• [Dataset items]
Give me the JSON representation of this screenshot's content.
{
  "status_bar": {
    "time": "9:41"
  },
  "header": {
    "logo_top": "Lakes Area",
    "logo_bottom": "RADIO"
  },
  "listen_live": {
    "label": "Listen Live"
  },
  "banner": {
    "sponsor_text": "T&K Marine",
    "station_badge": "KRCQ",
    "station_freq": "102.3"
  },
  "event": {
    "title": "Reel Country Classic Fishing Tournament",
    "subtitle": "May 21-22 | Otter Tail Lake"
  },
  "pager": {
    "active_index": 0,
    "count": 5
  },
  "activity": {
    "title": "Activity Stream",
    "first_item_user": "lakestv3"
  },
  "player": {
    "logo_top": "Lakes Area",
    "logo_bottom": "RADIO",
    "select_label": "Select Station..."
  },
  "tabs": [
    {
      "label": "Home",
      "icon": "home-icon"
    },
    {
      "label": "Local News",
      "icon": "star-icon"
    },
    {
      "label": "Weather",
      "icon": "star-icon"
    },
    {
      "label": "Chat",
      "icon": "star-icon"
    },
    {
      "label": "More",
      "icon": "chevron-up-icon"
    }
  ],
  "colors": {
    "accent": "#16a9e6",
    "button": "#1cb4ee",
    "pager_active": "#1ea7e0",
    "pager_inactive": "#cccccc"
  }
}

---

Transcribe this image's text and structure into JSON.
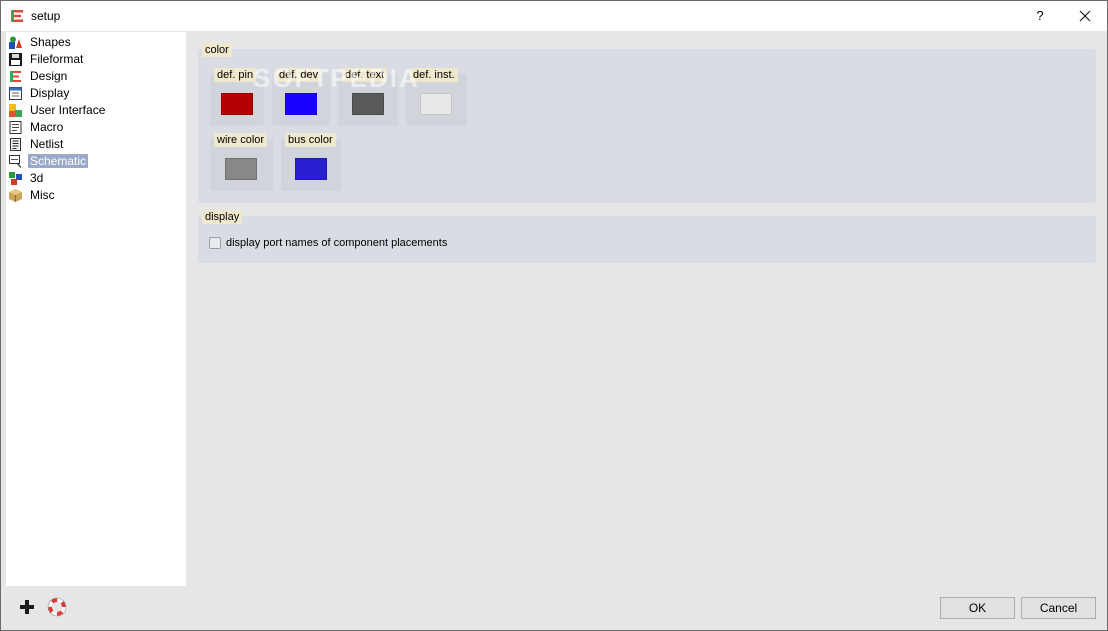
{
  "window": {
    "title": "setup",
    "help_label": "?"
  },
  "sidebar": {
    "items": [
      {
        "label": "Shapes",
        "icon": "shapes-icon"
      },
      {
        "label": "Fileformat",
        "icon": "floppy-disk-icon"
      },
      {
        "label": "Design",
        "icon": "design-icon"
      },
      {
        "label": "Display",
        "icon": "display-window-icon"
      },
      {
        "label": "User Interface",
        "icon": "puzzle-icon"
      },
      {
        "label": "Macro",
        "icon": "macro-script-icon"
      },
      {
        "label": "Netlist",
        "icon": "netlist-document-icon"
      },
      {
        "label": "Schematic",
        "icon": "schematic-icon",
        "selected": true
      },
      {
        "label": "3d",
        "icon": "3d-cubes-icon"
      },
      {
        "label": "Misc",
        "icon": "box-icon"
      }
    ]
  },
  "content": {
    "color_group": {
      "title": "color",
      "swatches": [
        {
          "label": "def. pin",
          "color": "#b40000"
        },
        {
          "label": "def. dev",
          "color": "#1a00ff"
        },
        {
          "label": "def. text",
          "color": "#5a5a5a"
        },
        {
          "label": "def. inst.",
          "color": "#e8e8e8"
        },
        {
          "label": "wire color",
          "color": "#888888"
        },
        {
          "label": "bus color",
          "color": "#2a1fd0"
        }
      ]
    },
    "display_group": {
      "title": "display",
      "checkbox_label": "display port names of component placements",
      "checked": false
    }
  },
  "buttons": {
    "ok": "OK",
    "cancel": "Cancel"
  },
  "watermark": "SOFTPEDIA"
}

• [Goal] Return every line in the listing that contains the word "JSON".

• [Task output]
Give me the JSON representation of this screenshot's content.
Transcribe this image's text and structure into JSON.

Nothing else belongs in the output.